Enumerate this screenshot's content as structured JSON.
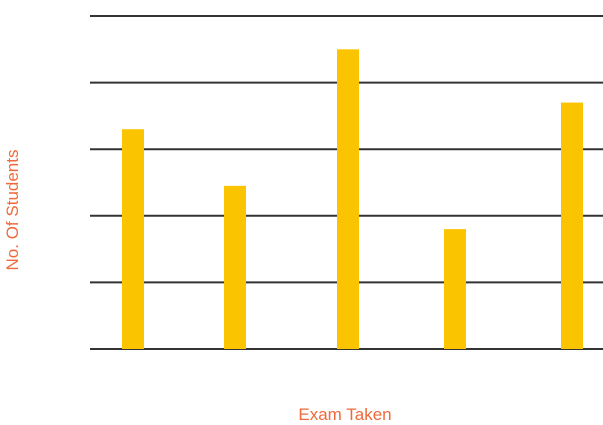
{
  "chart_data": {
    "type": "bar",
    "title": "",
    "xlabel": "Exam Taken",
    "ylabel": "No. Of Students",
    "categories": [
      "",
      "",
      "",
      "",
      ""
    ],
    "values": [
      66,
      49,
      90,
      36,
      74
    ],
    "ylim": [
      0,
      100
    ],
    "gridlines": [
      0,
      20,
      40,
      60,
      80,
      100
    ],
    "grid": true,
    "legend": "none",
    "bar_color": "#fac400",
    "grid_color": "#333333",
    "label_color": "#ee6a3a"
  }
}
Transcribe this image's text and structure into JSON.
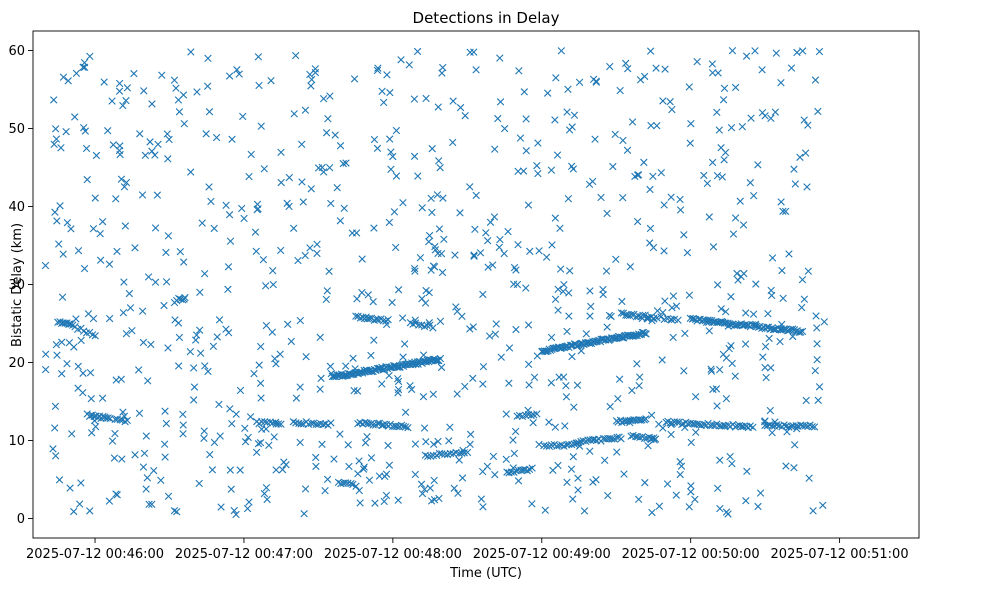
{
  "chart_data": {
    "type": "scatter",
    "title": "Detections in Delay",
    "xlabel": "Time (UTC)",
    "ylabel": "Bistatic Delay (km)",
    "x_unit": "seconds after 2025-07-12 00:45:00 UTC",
    "xlim": [
      35,
      392
    ],
    "ylim": [
      -2.5,
      62.5
    ],
    "x_ticks": [
      {
        "value": 60,
        "label": "2025-07-12 00:46:00"
      },
      {
        "value": 120,
        "label": "2025-07-12 00:47:00"
      },
      {
        "value": 180,
        "label": "2025-07-12 00:48:00"
      },
      {
        "value": 240,
        "label": "2025-07-12 00:49:00"
      },
      {
        "value": 300,
        "label": "2025-07-12 00:50:00"
      },
      {
        "value": 360,
        "label": "2025-07-12 00:51:00"
      }
    ],
    "y_ticks": [
      {
        "value": 0,
        "label": "0"
      },
      {
        "value": 10,
        "label": "10"
      },
      {
        "value": 20,
        "label": "20"
      },
      {
        "value": 30,
        "label": "30"
      },
      {
        "value": 40,
        "label": "40"
      },
      {
        "value": 50,
        "label": "50"
      },
      {
        "value": 60,
        "label": "60"
      }
    ],
    "marker": "x",
    "color": "#1f77b4",
    "series": [
      {
        "name": "Detections",
        "tracks": [
          {
            "x_start": 45,
            "x_end": 51,
            "y_start": 25.3,
            "y_end": 24.8,
            "n": 9
          },
          {
            "x_start": 52,
            "x_end": 60,
            "y_start": 24.5,
            "y_end": 23.5,
            "n": 8
          },
          {
            "x_start": 57,
            "x_end": 66,
            "y_start": 13.3,
            "y_end": 12.8,
            "n": 14
          },
          {
            "x_start": 68,
            "x_end": 73,
            "y_start": 12.7,
            "y_end": 12.4,
            "n": 6
          },
          {
            "x_start": 93,
            "x_end": 96,
            "y_start": 28.0,
            "y_end": 28.2,
            "n": 5
          },
          {
            "x_start": 125,
            "x_end": 135,
            "y_start": 12.3,
            "y_end": 12.2,
            "n": 10
          },
          {
            "x_start": 140,
            "x_end": 155,
            "y_start": 12.3,
            "y_end": 12.1,
            "n": 16
          },
          {
            "x_start": 156,
            "x_end": 199,
            "y_start": 18.2,
            "y_end": 20.4,
            "n": 95
          },
          {
            "x_start": 158,
            "x_end": 165,
            "y_start": 4.5,
            "y_end": 4.3,
            "n": 8
          },
          {
            "x_start": 165,
            "x_end": 178,
            "y_start": 25.8,
            "y_end": 25.4,
            "n": 15
          },
          {
            "x_start": 166,
            "x_end": 186,
            "y_start": 12.3,
            "y_end": 11.8,
            "n": 24
          },
          {
            "x_start": 187,
            "x_end": 196,
            "y_start": 25.0,
            "y_end": 24.6,
            "n": 9
          },
          {
            "x_start": 193,
            "x_end": 210,
            "y_start": 8.1,
            "y_end": 8.4,
            "n": 16
          },
          {
            "x_start": 226,
            "x_end": 236,
            "y_start": 5.8,
            "y_end": 6.4,
            "n": 12
          },
          {
            "x_start": 230,
            "x_end": 238,
            "y_start": 13.1,
            "y_end": 13.4,
            "n": 8
          },
          {
            "x_start": 240,
            "x_end": 282,
            "y_start": 21.5,
            "y_end": 23.8,
            "n": 85
          },
          {
            "x_start": 241,
            "x_end": 254,
            "y_start": 9.3,
            "y_end": 9.5,
            "n": 14
          },
          {
            "x_start": 255,
            "x_end": 272,
            "y_start": 9.8,
            "y_end": 10.3,
            "n": 20
          },
          {
            "x_start": 270,
            "x_end": 282,
            "y_start": 12.4,
            "y_end": 12.6,
            "n": 16
          },
          {
            "x_start": 272,
            "x_end": 285,
            "y_start": 26.2,
            "y_end": 25.8,
            "n": 16
          },
          {
            "x_start": 276,
            "x_end": 286,
            "y_start": 10.6,
            "y_end": 10.3,
            "n": 12
          },
          {
            "x_start": 285,
            "x_end": 295,
            "y_start": 25.7,
            "y_end": 25.6,
            "n": 8
          },
          {
            "x_start": 290,
            "x_end": 325,
            "y_start": 12.3,
            "y_end": 11.8,
            "n": 40
          },
          {
            "x_start": 300,
            "x_end": 345,
            "y_start": 25.5,
            "y_end": 24.0,
            "n": 70
          },
          {
            "x_start": 330,
            "x_end": 350,
            "y_start": 11.9,
            "y_end": 11.8,
            "n": 22
          }
        ],
        "noise": {
          "count": 880,
          "x_range": [
            40,
            354
          ],
          "y_range": [
            0.5,
            60
          ]
        }
      }
    ]
  }
}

######

◆ What is required
Return the material word for word. Pictures are not part of the copy.

◆ Reply to the task
Enumerate this screenshot's content as structured JSON.
{
  "chart_data": {
    "type": "bar",
    "title": "",
    "xlabel": "Exam Taken",
    "ylabel": "No. Of Students",
    "categories": [
      "",
      "",
      "",
      "",
      ""
    ],
    "values": [
      66,
      49,
      90,
      36,
      74
    ],
    "ylim": [
      0,
      100
    ],
    "gridlines": [
      0,
      20,
      40,
      60,
      80,
      100
    ],
    "grid": true,
    "legend": "none",
    "bar_color": "#fac400",
    "grid_color": "#333333",
    "label_color": "#ee6a3a"
  }
}
Transcribe this image's text and structure into JSON.
{
  "chart_data": {
    "type": "scatter",
    "title": "Detections in Delay",
    "xlabel": "Time (UTC)",
    "ylabel": "Bistatic Delay (km)",
    "x_unit": "seconds after 2025-07-12 00:45:00 UTC",
    "xlim": [
      35,
      392
    ],
    "ylim": [
      -2.5,
      62.5
    ],
    "x_ticks": [
      {
        "value": 60,
        "label": "2025-07-12 00:46:00"
      },
      {
        "value": 120,
        "label": "2025-07-12 00:47:00"
      },
      {
        "value": 180,
        "label": "2025-07-12 00:48:00"
      },
      {
        "value": 240,
        "label": "2025-07-12 00:49:00"
      },
      {
        "value": 300,
        "label": "2025-07-12 00:50:00"
      },
      {
        "value": 360,
        "label": "2025-07-12 00:51:00"
      }
    ],
    "y_ticks": [
      {
        "value": 0,
        "label": "0"
      },
      {
        "value": 10,
        "label": "10"
      },
      {
        "value": 20,
        "label": "20"
      },
      {
        "value": 30,
        "label": "30"
      },
      {
        "value": 40,
        "label": "40"
      },
      {
        "value": 50,
        "label": "50"
      },
      {
        "value": 60,
        "label": "60"
      }
    ],
    "marker": "x",
    "color": "#1f77b4",
    "series": [
      {
        "name": "Detections",
        "tracks": [
          {
            "x_start": 45,
            "x_end": 51,
            "y_start": 25.3,
            "y_end": 24.8,
            "n": 9
          },
          {
            "x_start": 52,
            "x_end": 60,
            "y_start": 24.5,
            "y_end": 23.5,
            "n": 8
          },
          {
            "x_start": 57,
            "x_end": 66,
            "y_start": 13.3,
            "y_end": 12.8,
            "n": 14
          },
          {
            "x_start": 68,
            "x_end": 73,
            "y_start": 12.7,
            "y_end": 12.4,
            "n": 6
          },
          {
            "x_start": 93,
            "x_end": 96,
            "y_start": 28.0,
            "y_end": 28.2,
            "n": 5
          },
          {
            "x_start": 125,
            "x_end": 135,
            "y_start": 12.3,
            "y_end": 12.2,
            "n": 10
          },
          {
            "x_start": 140,
            "x_end": 155,
            "y_start": 12.3,
            "y_end": 12.1,
            "n": 16
          },
          {
            "x_start": 156,
            "x_end": 199,
            "y_start": 18.2,
            "y_end": 20.4,
            "n": 95
          },
          {
            "x_start": 158,
            "x_end": 165,
            "y_start": 4.5,
            "y_end": 4.3,
            "n": 8
          },
          {
            "x_start": 165,
            "x_end": 178,
            "y_start": 25.8,
            "y_end": 25.4,
            "n": 15
          },
          {
            "x_start": 166,
            "x_end": 186,
            "y_start": 12.3,
            "y_end": 11.8,
            "n": 24
          },
          {
            "x_start": 187,
            "x_end": 196,
            "y_start": 25.0,
            "y_end": 24.6,
            "n": 9
          },
          {
            "x_start": 193,
            "x_end": 210,
            "y_start": 8.1,
            "y_end": 8.4,
            "n": 16
          },
          {
            "x_start": 226,
            "x_end": 236,
            "y_start": 5.8,
            "y_end": 6.4,
            "n": 12
          },
          {
            "x_start": 230,
            "x_end": 238,
            "y_start": 13.1,
            "y_end": 13.4,
            "n": 8
          },
          {
            "x_start": 240,
            "x_end": 282,
            "y_start": 21.5,
            "y_end": 23.8,
            "n": 85
          },
          {
            "x_start": 241,
            "x_end": 254,
            "y_start": 9.3,
            "y_end": 9.5,
            "n": 14
          },
          {
            "x_start": 255,
            "x_end": 272,
            "y_start": 9.8,
            "y_end": 10.3,
            "n": 20
          },
          {
            "x_start": 270,
            "x_end": 282,
            "y_start": 12.4,
            "y_end": 12.6,
            "n": 16
          },
          {
            "x_start": 272,
            "x_end": 285,
            "y_start": 26.2,
            "y_end": 25.8,
            "n": 16
          },
          {
            "x_start": 276,
            "x_end": 286,
            "y_start": 10.6,
            "y_end": 10.3,
            "n": 12
          },
          {
            "x_start": 285,
            "x_end": 295,
            "y_start": 25.7,
            "y_end": 25.6,
            "n": 8
          },
          {
            "x_start": 290,
            "x_end": 325,
            "y_start": 12.3,
            "y_end": 11.8,
            "n": 40
          },
          {
            "x_start": 300,
            "x_end": 345,
            "y_start": 25.5,
            "y_end": 24.0,
            "n": 70
          },
          {
            "x_start": 330,
            "x_end": 350,
            "y_start": 11.9,
            "y_end": 11.8,
            "n": 22
          }
        ],
        "noise": {
          "count": 880,
          "x_range": [
            40,
            354
          ],
          "y_range": [
            0.5,
            60
          ]
        }
      }
    ]
  }
}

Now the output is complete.